Extracted records:
****************************************

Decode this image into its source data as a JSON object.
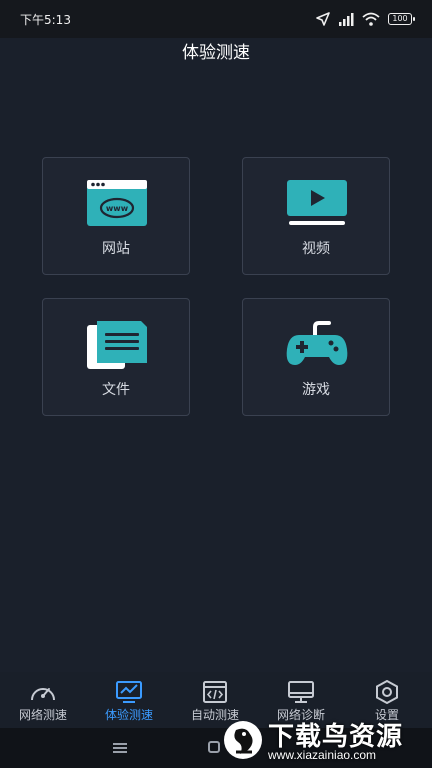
{
  "status_bar": {
    "time": "下午5:13",
    "battery": "100"
  },
  "page_title": "体验测速",
  "tiles": [
    {
      "label": "网站",
      "icon": "website-www-icon"
    },
    {
      "label": "视频",
      "icon": "video-play-icon"
    },
    {
      "label": "文件",
      "icon": "file-icon"
    },
    {
      "label": "游戏",
      "icon": "gamepad-icon"
    }
  ],
  "colors": {
    "accent_teal": "#2fb1b8",
    "active_blue": "#3b9bff"
  },
  "bottom_nav": {
    "items": [
      {
        "label": "网络测速",
        "icon": "speedometer-icon",
        "active": false
      },
      {
        "label": "体验测速",
        "icon": "chart-monitor-icon",
        "active": true
      },
      {
        "label": "自动测速",
        "icon": "code-window-icon",
        "active": false
      },
      {
        "label": "网络诊断",
        "icon": "monitor-icon",
        "active": false
      },
      {
        "label": "设置",
        "icon": "hexagon-settings-icon",
        "active": false
      }
    ]
  },
  "watermark": {
    "title": "下载鸟资源",
    "url": "www.xiazainiao.com"
  }
}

****************************************

Repeat the material exactly as it reads, without any of its pictures.

Decode this image into its source data as a JSON object.
{
  "status_bar": {
    "time": "下午5:13",
    "battery": "100"
  },
  "page_title": "体验测速",
  "tiles": [
    {
      "label": "网站",
      "icon": "website-www-icon"
    },
    {
      "label": "视频",
      "icon": "video-play-icon"
    },
    {
      "label": "文件",
      "icon": "file-icon"
    },
    {
      "label": "游戏",
      "icon": "gamepad-icon"
    }
  ],
  "colors": {
    "accent_teal": "#2fb1b8",
    "active_blue": "#3b9bff"
  },
  "bottom_nav": {
    "items": [
      {
        "label": "网络测速",
        "icon": "speedometer-icon",
        "active": false
      },
      {
        "label": "体验测速",
        "icon": "chart-monitor-icon",
        "active": true
      },
      {
        "label": "自动测速",
        "icon": "code-window-icon",
        "active": false
      },
      {
        "label": "网络诊断",
        "icon": "monitor-icon",
        "active": false
      },
      {
        "label": "设置",
        "icon": "hexagon-settings-icon",
        "active": false
      }
    ]
  },
  "watermark": {
    "title": "下载鸟资源",
    "url": "www.xiazainiao.com"
  }
}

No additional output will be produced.